_WHAT IS NEEDED_:
From the entries that follow, extract each line holding the string "answer".

— Start RECORDS SUPPLIED —

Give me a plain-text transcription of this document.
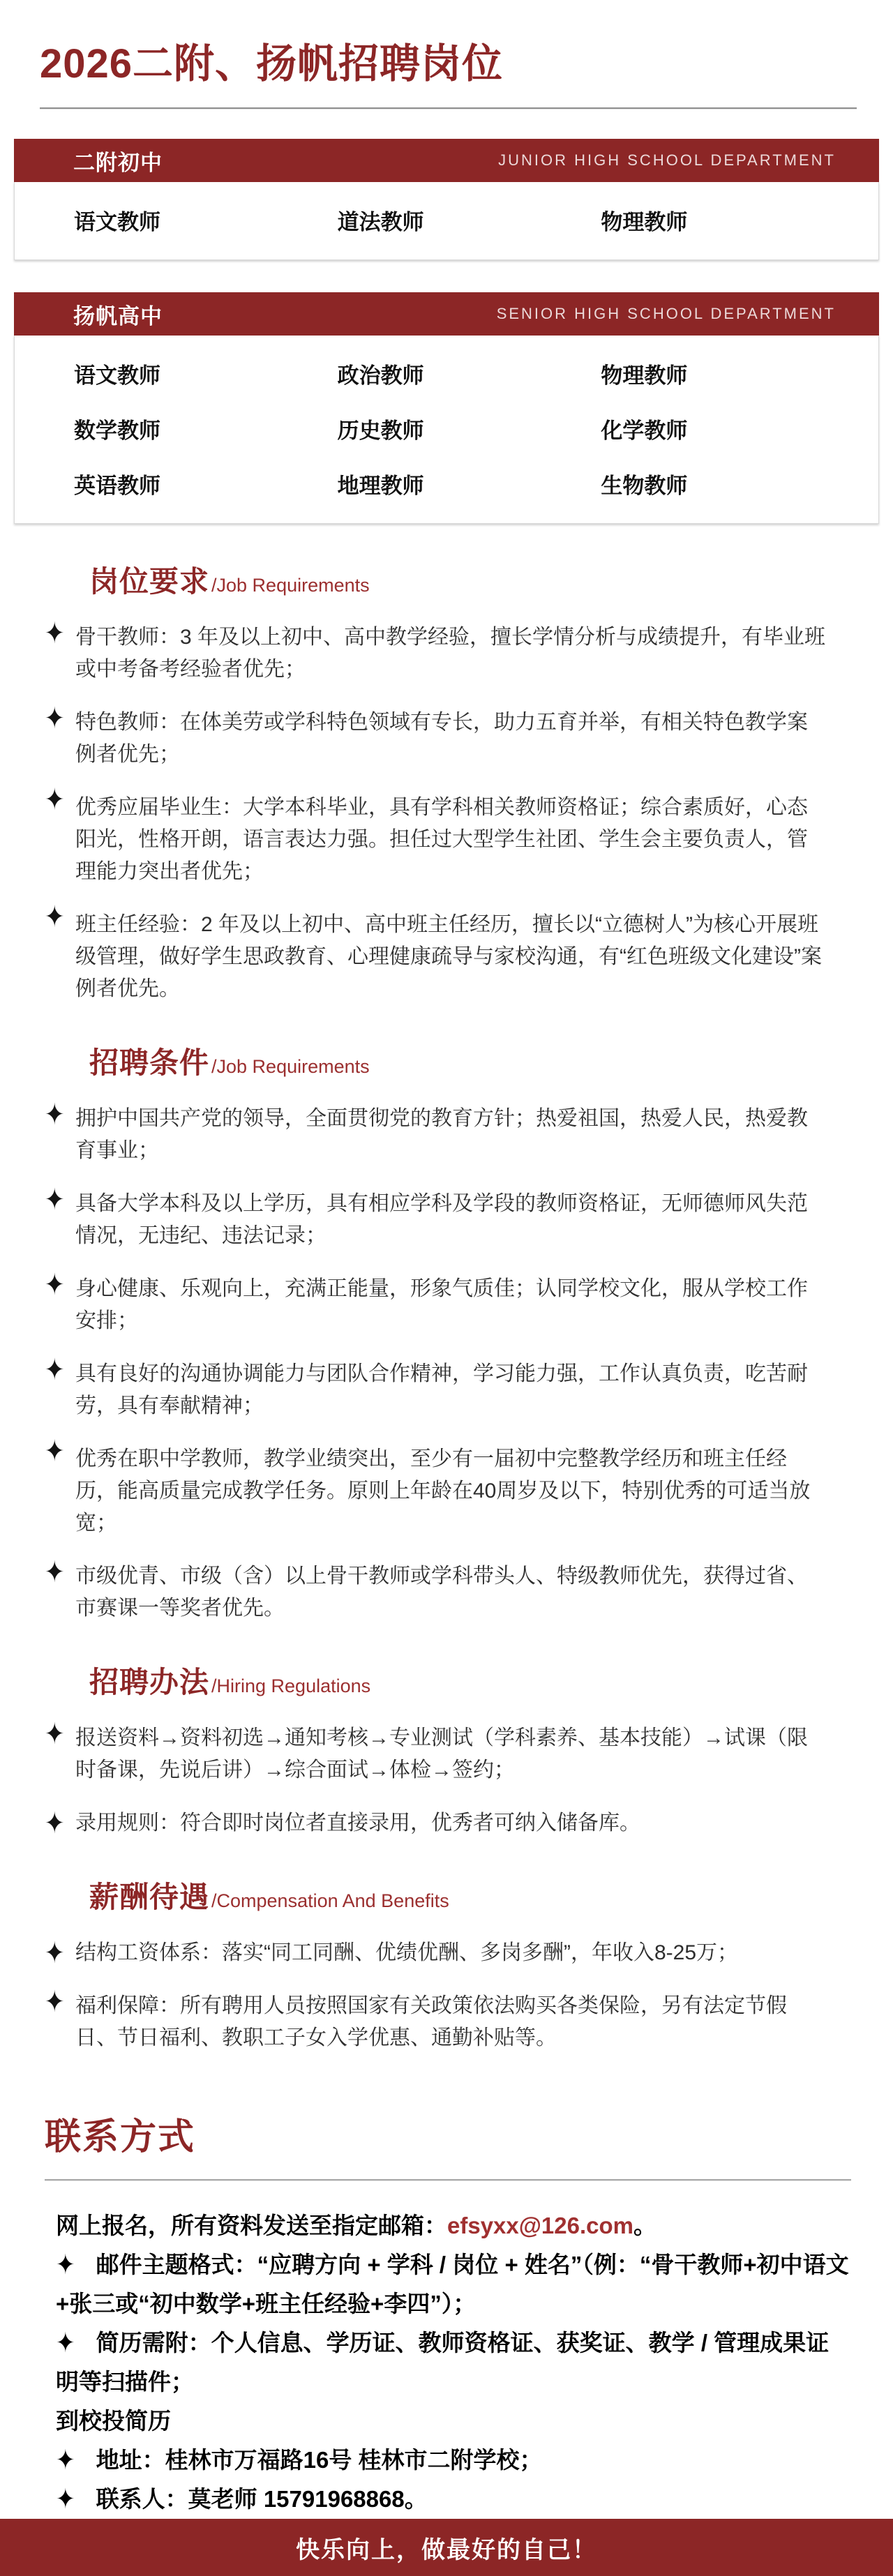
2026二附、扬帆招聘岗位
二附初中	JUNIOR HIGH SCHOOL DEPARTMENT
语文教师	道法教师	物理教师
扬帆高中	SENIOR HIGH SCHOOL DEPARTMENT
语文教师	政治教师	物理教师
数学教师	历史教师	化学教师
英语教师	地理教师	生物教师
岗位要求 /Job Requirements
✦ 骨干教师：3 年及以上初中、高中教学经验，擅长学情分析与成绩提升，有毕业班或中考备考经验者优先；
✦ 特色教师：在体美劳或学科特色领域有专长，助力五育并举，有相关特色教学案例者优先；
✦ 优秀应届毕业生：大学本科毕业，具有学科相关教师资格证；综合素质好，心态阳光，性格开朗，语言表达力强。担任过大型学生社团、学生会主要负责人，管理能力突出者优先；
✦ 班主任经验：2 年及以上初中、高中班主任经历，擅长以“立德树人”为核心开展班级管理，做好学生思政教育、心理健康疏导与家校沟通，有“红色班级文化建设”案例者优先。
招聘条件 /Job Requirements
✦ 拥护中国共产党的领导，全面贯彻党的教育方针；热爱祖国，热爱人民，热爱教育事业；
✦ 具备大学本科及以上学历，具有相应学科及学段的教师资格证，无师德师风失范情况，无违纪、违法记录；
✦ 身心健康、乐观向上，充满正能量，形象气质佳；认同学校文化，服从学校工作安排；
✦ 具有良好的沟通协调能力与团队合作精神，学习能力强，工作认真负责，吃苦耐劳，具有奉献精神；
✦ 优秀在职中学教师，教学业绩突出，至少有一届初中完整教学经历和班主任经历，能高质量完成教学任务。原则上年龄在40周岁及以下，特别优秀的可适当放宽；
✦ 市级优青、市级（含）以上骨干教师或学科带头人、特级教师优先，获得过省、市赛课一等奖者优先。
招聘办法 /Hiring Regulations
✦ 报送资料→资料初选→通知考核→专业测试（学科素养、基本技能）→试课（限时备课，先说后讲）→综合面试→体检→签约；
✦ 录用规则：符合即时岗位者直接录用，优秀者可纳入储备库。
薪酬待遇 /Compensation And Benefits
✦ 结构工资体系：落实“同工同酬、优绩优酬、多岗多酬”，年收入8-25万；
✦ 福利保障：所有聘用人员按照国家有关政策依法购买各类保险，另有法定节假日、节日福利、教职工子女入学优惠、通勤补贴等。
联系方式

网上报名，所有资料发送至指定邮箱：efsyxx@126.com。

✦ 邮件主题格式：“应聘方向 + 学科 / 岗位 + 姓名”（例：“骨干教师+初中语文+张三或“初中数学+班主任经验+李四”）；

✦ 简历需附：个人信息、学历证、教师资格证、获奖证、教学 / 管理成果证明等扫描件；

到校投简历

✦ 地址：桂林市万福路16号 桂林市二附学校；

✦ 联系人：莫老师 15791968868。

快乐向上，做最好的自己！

— End RECORDS SUPPLIED —
— Start RECORDS SUPPLIED —

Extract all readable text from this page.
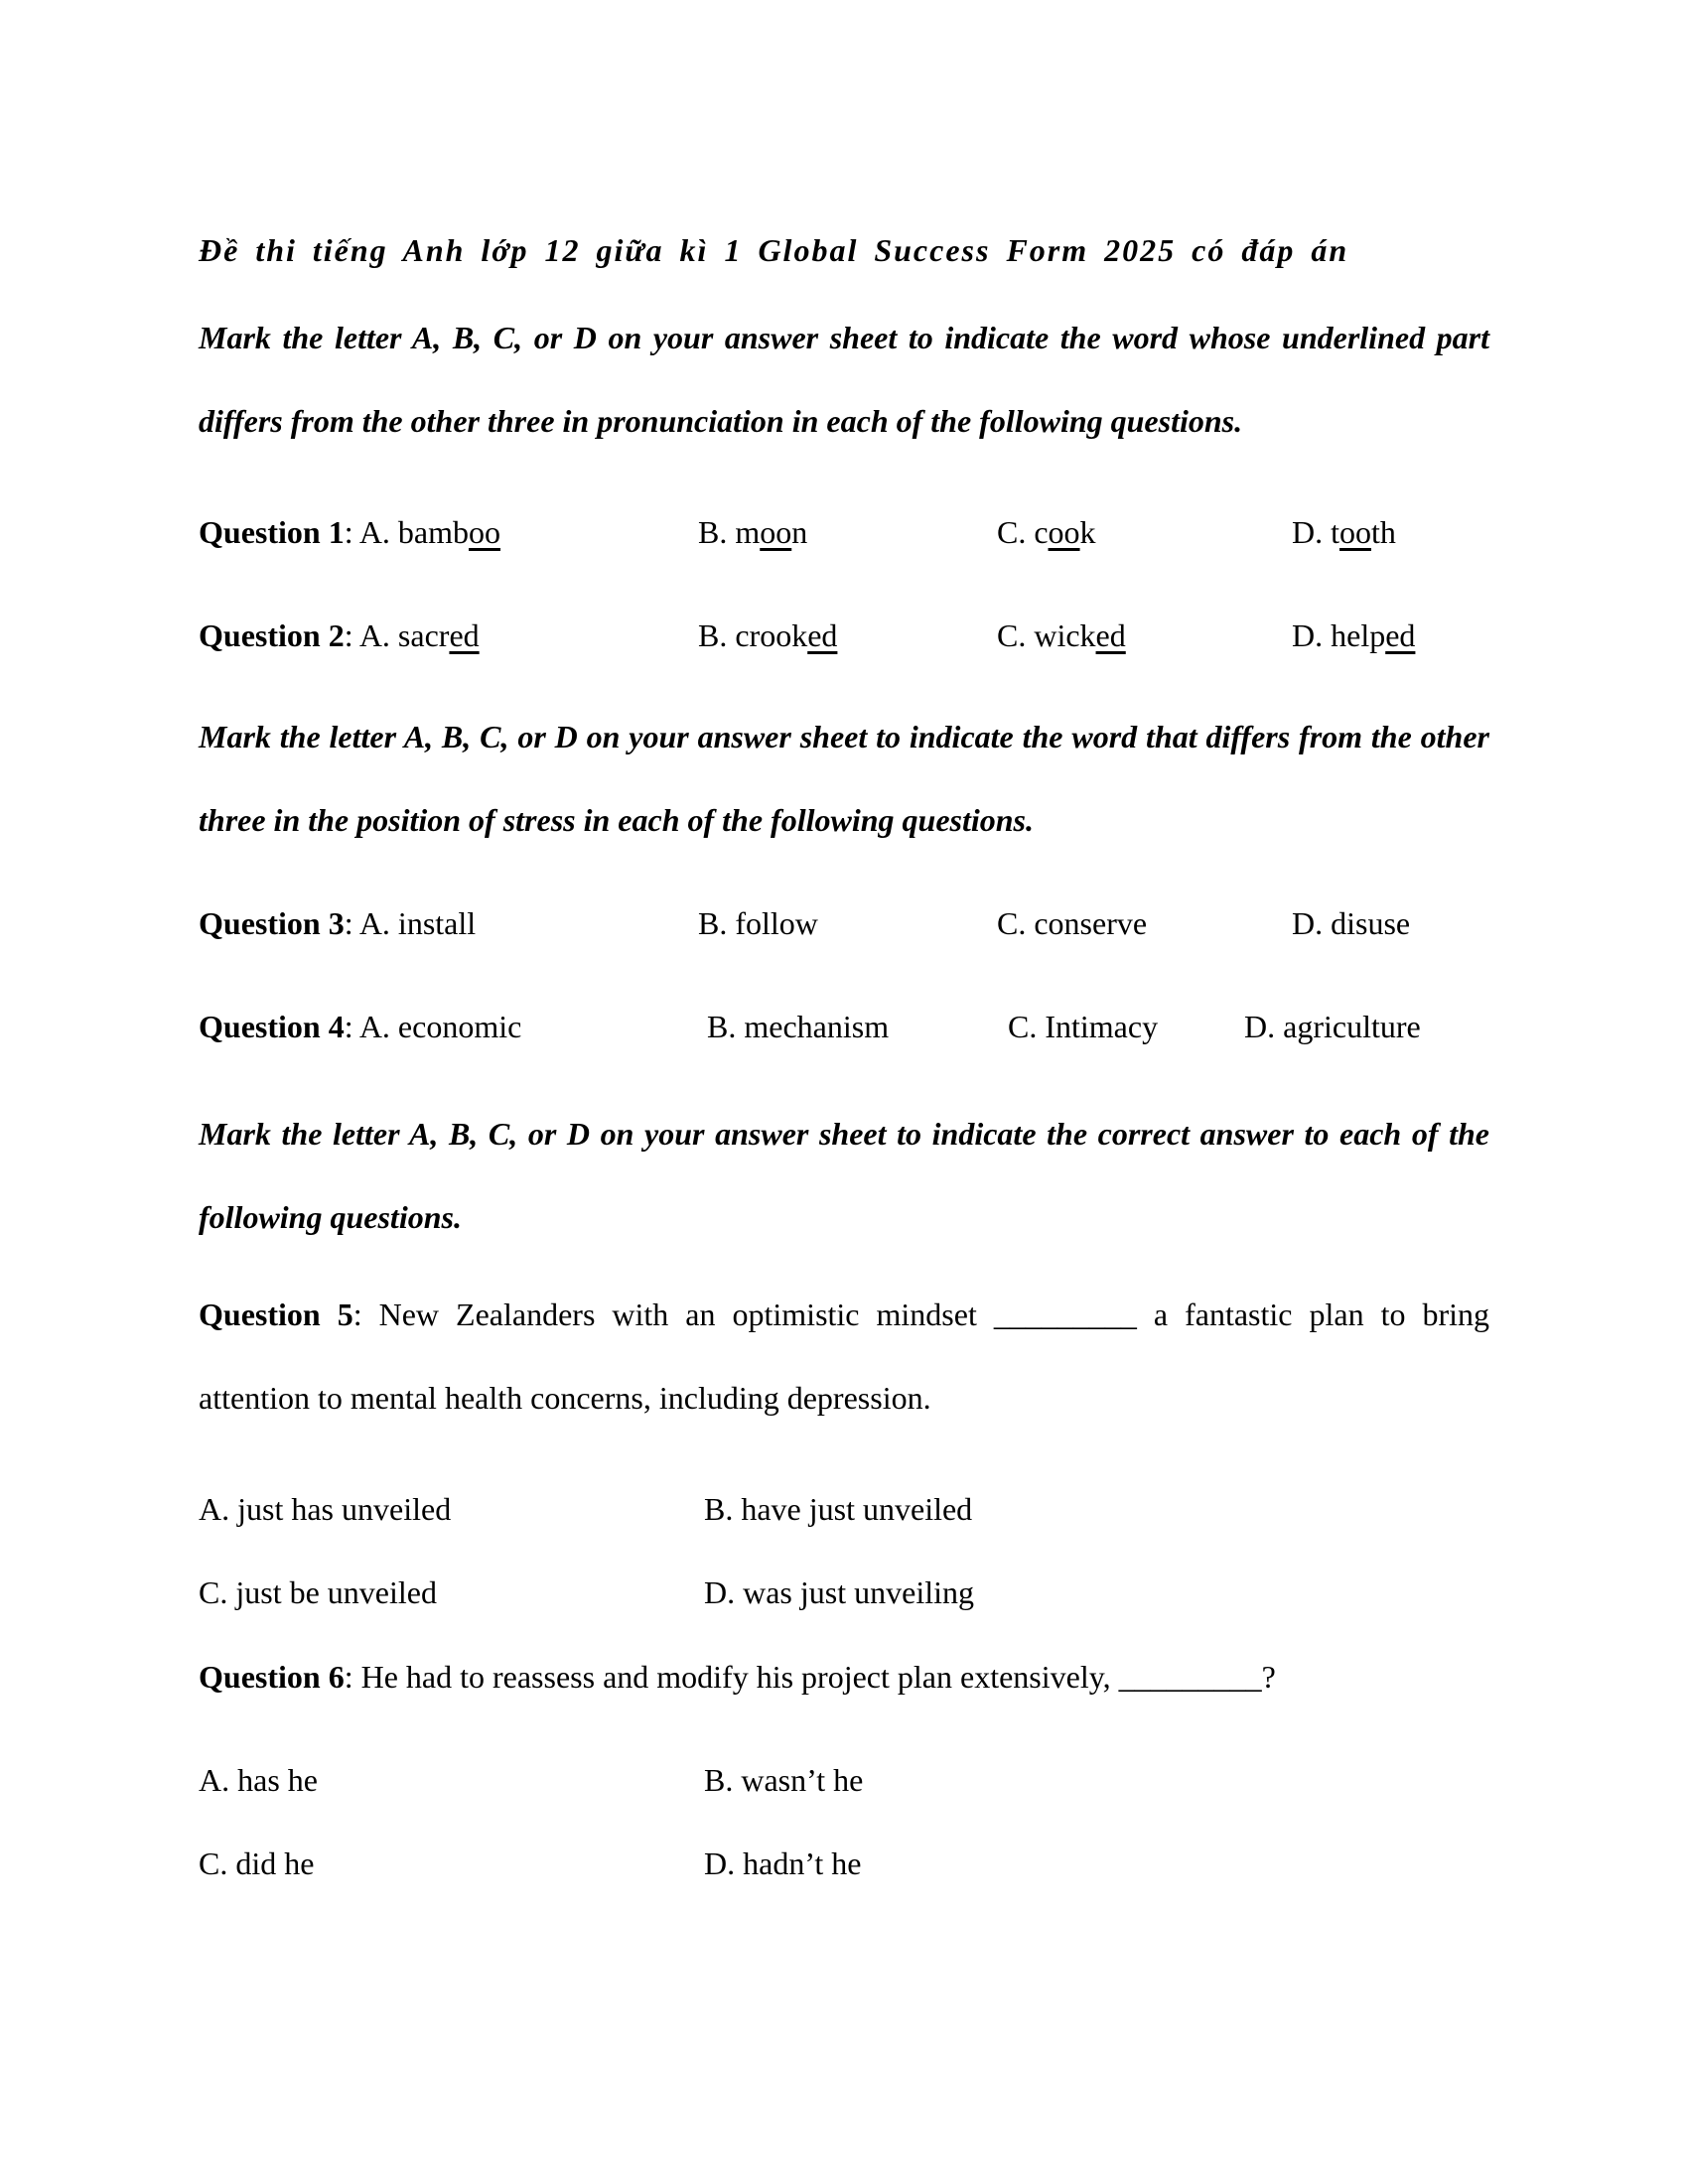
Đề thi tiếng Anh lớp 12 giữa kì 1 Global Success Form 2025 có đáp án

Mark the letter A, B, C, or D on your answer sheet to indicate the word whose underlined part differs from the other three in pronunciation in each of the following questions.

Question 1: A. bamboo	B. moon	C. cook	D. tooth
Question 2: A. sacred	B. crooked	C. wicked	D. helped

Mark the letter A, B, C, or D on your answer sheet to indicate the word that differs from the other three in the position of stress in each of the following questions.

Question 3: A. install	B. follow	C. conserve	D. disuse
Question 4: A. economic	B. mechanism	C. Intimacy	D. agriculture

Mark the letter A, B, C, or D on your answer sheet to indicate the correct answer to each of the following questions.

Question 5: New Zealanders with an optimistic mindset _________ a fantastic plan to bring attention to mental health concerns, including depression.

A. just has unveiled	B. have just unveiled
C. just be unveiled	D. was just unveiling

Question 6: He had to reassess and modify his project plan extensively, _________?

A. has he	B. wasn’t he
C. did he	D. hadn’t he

— End RECORDS SUPPLIED —

_OUTPUT OF THE EXERCISE_:
Mark the letter A, B, C, or D on your answer sheet to indicate the word whose underlined part differs from the other three in pronunciation in each of the following questions.
Mark the letter A, B, C, or D on your answer sheet to indicate the word that differs from the other three in the position of stress in each of the following questions.
Mark the letter A, B, C, or D on your answer sheet to indicate the correct answer to each of the following questions.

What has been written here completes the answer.